** start of Available data **
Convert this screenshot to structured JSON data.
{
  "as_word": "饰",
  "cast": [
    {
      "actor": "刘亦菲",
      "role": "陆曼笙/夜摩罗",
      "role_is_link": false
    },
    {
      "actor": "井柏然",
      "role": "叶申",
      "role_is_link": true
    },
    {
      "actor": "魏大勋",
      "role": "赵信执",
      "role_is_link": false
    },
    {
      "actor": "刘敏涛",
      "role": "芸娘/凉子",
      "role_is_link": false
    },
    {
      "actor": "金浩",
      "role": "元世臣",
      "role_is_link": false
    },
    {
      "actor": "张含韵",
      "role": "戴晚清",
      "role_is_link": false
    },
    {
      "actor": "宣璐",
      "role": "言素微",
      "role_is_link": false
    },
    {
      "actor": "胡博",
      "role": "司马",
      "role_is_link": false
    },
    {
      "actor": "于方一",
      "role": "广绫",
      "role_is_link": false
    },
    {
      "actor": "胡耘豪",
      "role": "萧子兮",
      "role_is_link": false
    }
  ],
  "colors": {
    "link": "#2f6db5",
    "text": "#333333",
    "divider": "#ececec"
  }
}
** end of Available data **
Repeat all of the records above exactly as written.

Convert this screenshot to structured JSON data.
{
  "as_word": "饰",
  "cast": [
    {
      "actor": "刘亦菲",
      "role": "陆曼笙/夜摩罗",
      "role_is_link": false
    },
    {
      "actor": "井柏然",
      "role": "叶申",
      "role_is_link": true
    },
    {
      "actor": "魏大勋",
      "role": "赵信执",
      "role_is_link": false
    },
    {
      "actor": "刘敏涛",
      "role": "芸娘/凉子",
      "role_is_link": false
    },
    {
      "actor": "金浩",
      "role": "元世臣",
      "role_is_link": false
    },
    {
      "actor": "张含韵",
      "role": "戴晚清",
      "role_is_link": false
    },
    {
      "actor": "宣璐",
      "role": "言素微",
      "role_is_link": false
    },
    {
      "actor": "胡博",
      "role": "司马",
      "role_is_link": false
    },
    {
      "actor": "于方一",
      "role": "广绫",
      "role_is_link": false
    },
    {
      "actor": "胡耘豪",
      "role": "萧子兮",
      "role_is_link": false
    }
  ],
  "colors": {
    "link": "#2f6db5",
    "text": "#333333",
    "divider": "#ececec"
  }
}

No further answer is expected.